◆ **Available data**:
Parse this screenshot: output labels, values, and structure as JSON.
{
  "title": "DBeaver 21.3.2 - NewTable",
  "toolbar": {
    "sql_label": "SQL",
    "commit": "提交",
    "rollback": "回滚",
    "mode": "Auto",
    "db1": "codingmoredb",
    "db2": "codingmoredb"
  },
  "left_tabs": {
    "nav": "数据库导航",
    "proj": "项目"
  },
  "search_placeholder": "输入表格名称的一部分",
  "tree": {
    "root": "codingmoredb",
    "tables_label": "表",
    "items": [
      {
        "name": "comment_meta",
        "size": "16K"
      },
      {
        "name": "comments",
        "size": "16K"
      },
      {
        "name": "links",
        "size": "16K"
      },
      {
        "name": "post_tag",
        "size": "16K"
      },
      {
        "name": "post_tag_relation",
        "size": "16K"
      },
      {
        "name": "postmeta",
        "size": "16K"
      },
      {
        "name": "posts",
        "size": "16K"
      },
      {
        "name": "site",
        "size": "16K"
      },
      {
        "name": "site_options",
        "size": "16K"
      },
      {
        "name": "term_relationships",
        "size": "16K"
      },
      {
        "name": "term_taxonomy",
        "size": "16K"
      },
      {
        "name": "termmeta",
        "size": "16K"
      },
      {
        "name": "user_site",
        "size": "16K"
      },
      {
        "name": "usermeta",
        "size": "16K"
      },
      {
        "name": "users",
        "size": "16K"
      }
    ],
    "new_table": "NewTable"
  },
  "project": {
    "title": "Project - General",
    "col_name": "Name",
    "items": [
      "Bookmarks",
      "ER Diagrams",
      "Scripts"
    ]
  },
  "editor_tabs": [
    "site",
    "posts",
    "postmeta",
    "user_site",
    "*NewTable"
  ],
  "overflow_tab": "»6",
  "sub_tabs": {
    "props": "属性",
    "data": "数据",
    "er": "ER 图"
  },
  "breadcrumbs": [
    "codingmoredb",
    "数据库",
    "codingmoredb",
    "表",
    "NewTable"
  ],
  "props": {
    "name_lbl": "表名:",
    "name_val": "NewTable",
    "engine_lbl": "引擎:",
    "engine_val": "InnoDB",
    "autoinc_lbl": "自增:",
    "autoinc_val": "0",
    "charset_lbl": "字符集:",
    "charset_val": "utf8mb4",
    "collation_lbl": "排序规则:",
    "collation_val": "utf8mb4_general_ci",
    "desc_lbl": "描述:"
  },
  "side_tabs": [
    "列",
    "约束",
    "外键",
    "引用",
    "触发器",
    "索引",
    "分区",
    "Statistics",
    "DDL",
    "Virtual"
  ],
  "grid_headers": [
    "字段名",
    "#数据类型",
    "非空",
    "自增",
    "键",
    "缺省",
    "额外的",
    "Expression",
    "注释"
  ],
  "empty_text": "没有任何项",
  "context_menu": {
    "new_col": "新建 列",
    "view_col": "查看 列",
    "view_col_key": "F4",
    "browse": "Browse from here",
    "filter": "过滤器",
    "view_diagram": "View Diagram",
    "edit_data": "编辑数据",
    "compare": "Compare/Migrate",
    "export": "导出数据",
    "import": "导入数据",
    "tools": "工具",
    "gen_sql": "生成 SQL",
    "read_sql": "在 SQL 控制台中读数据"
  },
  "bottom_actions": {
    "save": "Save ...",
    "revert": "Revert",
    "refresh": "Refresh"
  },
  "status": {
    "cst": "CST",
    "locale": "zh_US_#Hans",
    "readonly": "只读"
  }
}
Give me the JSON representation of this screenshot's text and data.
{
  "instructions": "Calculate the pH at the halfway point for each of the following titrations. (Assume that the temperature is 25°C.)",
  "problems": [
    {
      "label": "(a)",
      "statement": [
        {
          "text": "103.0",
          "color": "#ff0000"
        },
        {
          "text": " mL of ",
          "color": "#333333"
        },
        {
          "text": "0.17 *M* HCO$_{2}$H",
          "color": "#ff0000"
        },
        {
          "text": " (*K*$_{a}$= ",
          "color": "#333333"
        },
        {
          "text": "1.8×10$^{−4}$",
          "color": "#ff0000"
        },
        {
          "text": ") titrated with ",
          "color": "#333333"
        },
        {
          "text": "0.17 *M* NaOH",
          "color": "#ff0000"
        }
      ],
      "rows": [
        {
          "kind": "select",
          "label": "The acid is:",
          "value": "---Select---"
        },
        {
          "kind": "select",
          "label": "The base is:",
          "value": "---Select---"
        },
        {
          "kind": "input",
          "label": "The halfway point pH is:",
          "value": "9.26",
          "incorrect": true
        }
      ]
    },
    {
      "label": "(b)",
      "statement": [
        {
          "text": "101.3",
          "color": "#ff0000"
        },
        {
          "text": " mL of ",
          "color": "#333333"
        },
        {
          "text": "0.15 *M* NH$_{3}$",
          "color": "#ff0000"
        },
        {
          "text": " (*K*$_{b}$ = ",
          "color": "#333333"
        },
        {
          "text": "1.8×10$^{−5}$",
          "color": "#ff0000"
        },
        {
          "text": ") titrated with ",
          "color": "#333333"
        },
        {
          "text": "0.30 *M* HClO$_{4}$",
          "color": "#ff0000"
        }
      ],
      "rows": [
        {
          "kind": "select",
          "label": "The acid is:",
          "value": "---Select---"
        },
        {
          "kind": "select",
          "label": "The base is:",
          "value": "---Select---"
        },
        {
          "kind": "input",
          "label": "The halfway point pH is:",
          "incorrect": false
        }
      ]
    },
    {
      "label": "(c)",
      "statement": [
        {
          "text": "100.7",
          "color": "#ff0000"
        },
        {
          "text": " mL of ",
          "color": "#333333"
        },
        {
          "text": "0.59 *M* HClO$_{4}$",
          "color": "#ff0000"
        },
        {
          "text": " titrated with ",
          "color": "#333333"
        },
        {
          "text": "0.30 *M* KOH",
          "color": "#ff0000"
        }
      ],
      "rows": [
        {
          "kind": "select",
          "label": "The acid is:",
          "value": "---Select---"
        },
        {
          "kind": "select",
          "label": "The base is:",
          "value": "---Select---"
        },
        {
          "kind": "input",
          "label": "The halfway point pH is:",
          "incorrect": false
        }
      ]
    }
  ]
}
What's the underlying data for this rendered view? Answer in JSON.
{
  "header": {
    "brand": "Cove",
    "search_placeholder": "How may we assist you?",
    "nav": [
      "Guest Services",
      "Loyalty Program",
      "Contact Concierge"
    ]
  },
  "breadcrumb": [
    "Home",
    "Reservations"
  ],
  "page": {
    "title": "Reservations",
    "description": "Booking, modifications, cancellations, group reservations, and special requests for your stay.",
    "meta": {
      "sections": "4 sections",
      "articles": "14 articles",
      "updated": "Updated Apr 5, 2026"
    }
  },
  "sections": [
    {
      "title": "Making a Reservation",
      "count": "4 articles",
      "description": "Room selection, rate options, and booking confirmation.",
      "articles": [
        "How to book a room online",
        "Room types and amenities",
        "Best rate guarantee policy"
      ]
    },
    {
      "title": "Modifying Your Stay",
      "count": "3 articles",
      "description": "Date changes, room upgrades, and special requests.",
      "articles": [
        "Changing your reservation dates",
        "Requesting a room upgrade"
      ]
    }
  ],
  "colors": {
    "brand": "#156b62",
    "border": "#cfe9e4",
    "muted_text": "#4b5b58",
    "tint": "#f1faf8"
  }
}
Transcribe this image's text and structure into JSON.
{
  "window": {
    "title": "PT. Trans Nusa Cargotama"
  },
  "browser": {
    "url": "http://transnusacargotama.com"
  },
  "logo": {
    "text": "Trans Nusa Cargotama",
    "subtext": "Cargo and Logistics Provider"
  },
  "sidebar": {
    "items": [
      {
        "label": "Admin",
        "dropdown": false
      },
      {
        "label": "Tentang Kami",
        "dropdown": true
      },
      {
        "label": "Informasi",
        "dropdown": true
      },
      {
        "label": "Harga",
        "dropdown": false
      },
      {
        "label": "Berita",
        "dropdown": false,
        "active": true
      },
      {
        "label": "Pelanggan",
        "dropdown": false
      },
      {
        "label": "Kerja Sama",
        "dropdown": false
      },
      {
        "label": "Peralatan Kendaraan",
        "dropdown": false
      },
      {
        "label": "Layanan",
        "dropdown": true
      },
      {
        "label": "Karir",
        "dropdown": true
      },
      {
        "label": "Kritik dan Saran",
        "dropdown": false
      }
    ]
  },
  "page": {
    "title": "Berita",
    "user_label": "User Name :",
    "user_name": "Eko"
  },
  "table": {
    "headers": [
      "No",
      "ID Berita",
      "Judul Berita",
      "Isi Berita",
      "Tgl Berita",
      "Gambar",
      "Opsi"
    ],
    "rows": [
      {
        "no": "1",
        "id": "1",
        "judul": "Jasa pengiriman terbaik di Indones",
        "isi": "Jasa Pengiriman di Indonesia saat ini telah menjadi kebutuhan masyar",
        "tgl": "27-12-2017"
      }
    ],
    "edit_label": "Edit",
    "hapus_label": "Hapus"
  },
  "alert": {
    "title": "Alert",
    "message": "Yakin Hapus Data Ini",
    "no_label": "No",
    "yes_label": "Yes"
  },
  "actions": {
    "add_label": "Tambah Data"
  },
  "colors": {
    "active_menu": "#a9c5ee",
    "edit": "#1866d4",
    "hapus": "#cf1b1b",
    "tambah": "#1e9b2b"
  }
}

◆ **Direction**: Show, from the material above, each line that includes the string "this".

◆ **The answer**:
Parse this screenshot: output labels, values, and structure as JSON.
Give me the JSON representation of this screenshot's text and data.
What's the underlying data for this rendered view? Answer in JSON.
Transcribe this image's text and structure into JSON.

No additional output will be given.